— Start of Input for this task —

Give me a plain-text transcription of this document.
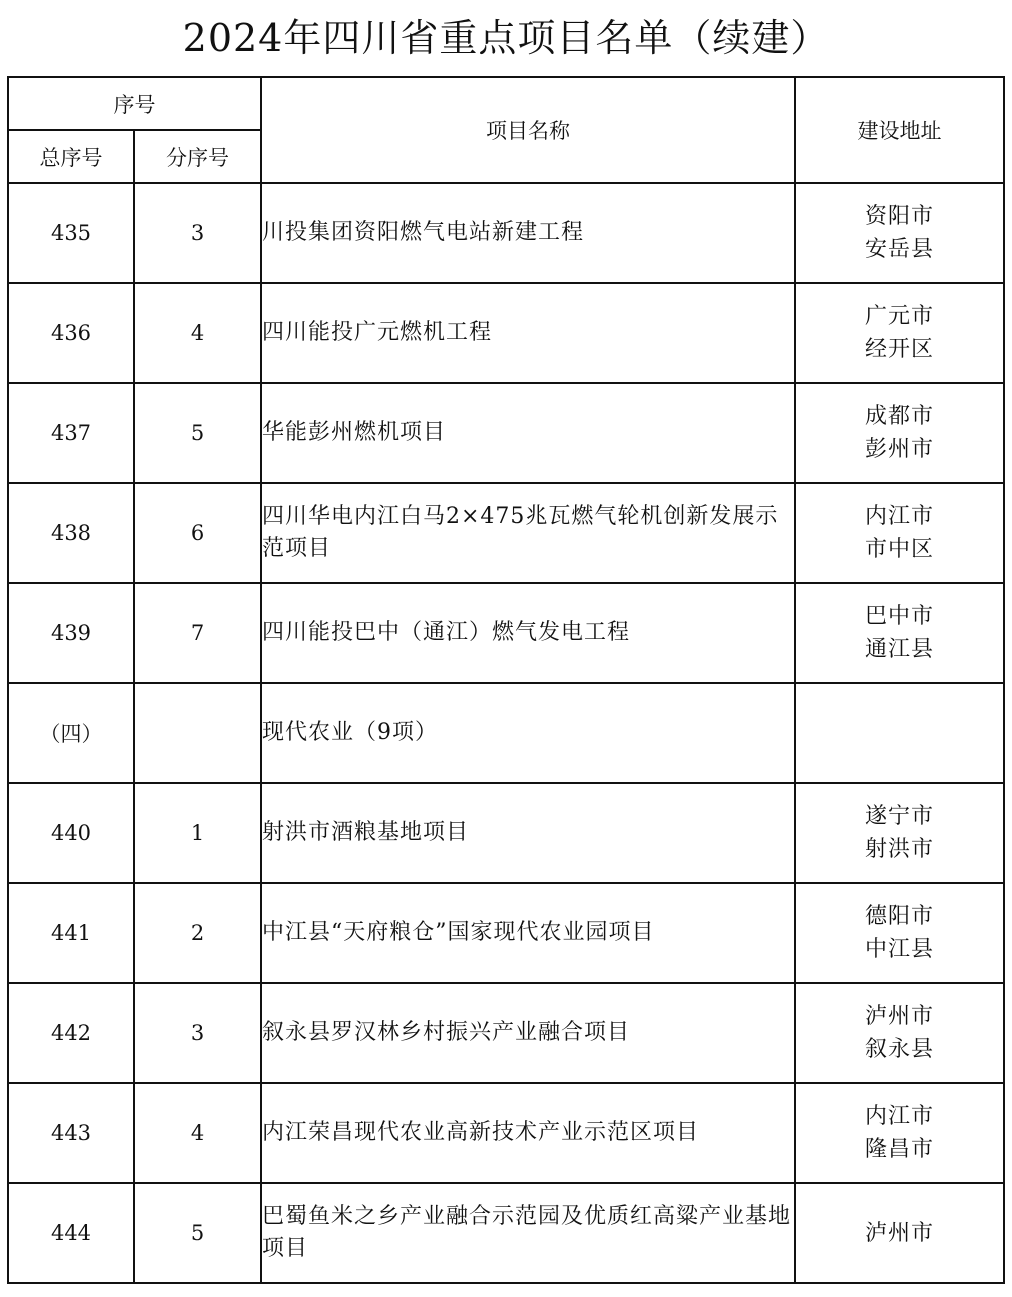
2024年四川省重点项目名单（续建）
序号		项目名称	建设地址
总序号	分序号		
435	3	川投集团资阳燃气电站新建工程	资阳市
安岳县

436	4	四川能投广元燃机工程	广元市
经开区

437	5	华能彭州燃机项目	成都市
彭州市

438	6	四川华电内江白马2×475兆瓦燃气轮机创新发展示范项目	内江市
市中区

439	7	四川能投巴中（通江）燃气发电工程	巴中市
通江县

（四）		现代农业（9项）	

440	1	射洪市酒粮基地项目	遂宁市
射洪市

441	2	中江县“天府粮仓”国家现代农业园项目	德阳市
中江县

442	3	叙永县罗汉林乡村振兴产业融合项目	泸州市
叙永县

443	4	内江荣昌现代农业高新技术产业示范区项目	内江市
隆昌市

444	5	巴蜀鱼米之乡产业融合示范园及优质红高粱产业基地项目	泸州市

— End of Input for this task —

» What the exercise asks
Return each line from the material above exactly, but not the pictures.

» Task output
Give me a plain-text transcription of this document.
2024年四川省重点项目名单（续建）
序号		项目名称	建设地址
总序号	分序号		
435	3	川投集团资阳燃气电站新建工程	资阳市
安岳县

436	4	四川能投广元燃机工程	广元市
经开区

437	5	华能彭州燃机项目	成都市
彭州市

438	6	四川华电内江白马2×475兆瓦燃气轮机创新发展示范项目	内江市
市中区

439	7	四川能投巴中（通江）燃气发电工程	巴中市
通江县

（四）		现代农业（9项）	

440	1	射洪市酒粮基地项目	遂宁市
射洪市

441	2	中江县“天府粮仓”国家现代农业园项目	德阳市
中江县

442	3	叙永县罗汉林乡村振兴产业融合项目	泸州市
叙永县

443	4	内江荣昌现代农业高新技术产业示范区项目	内江市
隆昌市

444	5	巴蜀鱼米之乡产业融合示范园及优质红高粱产业基地项目	泸州市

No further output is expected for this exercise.